Task prompt
Look for the string "Бюджетные" and copy every line that has it.

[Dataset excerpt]

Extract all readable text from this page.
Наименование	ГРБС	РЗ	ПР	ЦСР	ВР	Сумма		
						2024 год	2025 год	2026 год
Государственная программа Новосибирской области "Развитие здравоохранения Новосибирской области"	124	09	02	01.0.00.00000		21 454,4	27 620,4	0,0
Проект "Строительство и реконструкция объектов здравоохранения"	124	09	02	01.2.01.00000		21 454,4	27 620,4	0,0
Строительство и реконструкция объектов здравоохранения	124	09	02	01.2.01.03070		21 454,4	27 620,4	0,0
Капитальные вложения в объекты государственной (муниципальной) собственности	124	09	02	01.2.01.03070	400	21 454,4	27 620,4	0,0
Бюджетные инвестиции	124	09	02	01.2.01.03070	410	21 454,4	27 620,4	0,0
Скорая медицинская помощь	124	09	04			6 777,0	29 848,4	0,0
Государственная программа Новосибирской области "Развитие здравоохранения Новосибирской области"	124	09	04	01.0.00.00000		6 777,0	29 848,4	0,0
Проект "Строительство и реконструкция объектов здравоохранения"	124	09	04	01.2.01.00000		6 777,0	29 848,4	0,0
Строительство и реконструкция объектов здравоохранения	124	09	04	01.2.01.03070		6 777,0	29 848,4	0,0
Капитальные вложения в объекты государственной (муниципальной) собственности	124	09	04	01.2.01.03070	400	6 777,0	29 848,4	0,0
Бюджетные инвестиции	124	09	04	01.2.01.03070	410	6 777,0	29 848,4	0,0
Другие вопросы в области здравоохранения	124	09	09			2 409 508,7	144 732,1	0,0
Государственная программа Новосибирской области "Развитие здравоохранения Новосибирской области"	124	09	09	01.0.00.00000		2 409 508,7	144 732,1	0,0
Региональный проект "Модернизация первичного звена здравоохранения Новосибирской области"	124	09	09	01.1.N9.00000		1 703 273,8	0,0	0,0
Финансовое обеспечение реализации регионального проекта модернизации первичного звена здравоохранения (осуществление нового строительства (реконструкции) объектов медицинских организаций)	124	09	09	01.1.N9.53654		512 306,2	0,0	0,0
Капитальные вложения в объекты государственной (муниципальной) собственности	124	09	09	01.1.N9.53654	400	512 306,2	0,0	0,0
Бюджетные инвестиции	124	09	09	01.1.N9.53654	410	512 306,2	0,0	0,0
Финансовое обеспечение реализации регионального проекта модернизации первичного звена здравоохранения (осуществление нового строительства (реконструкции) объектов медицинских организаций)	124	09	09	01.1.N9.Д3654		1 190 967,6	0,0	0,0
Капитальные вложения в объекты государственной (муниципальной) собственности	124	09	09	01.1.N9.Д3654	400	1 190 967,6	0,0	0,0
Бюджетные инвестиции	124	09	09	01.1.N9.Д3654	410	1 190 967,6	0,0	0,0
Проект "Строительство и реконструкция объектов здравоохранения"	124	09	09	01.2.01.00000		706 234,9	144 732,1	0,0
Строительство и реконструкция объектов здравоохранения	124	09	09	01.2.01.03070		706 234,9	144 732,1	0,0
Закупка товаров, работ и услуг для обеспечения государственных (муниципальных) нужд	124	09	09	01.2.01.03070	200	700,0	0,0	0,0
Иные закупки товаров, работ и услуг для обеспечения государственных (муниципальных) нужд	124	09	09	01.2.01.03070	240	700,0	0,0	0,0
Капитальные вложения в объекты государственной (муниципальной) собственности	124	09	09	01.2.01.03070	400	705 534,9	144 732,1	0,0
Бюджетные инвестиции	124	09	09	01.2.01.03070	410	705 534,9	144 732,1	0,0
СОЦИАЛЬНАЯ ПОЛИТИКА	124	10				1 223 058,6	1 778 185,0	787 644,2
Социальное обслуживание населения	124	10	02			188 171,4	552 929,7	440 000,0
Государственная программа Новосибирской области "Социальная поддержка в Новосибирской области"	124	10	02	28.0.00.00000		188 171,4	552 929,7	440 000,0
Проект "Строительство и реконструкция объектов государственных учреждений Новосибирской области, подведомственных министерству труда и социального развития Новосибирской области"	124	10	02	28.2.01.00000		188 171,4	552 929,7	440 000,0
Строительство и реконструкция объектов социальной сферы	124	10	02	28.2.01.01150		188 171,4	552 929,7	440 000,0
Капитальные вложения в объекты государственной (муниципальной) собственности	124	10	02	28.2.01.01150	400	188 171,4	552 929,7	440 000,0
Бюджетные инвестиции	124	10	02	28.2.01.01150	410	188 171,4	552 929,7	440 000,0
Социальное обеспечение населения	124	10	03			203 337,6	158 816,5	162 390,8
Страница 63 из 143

Result of this task
Бюджетные инвестиции	124	09	02	01.2.01.03070	410	21 454,4	27 620,4	0,0
Бюджетные инвестиции	124	09	04	01.2.01.03070	410	6 777,0	29 848,4	0,0
Бюджетные инвестиции	124	09	09	01.1.N9.53654	410	512 306,2	0,0	0,0
Бюджетные инвестиции	124	09	09	01.1.N9.Д3654	410	1 190 967,6	0,0	0,0
Бюджетные инвестиции	124	09	09	01.2.01.03070	410	705 534,9	144 732,1	0,0
Бюджетные инвестиции	124	10	02	28.2.01.01150	410	188 171,4	552 929,7	440 000,0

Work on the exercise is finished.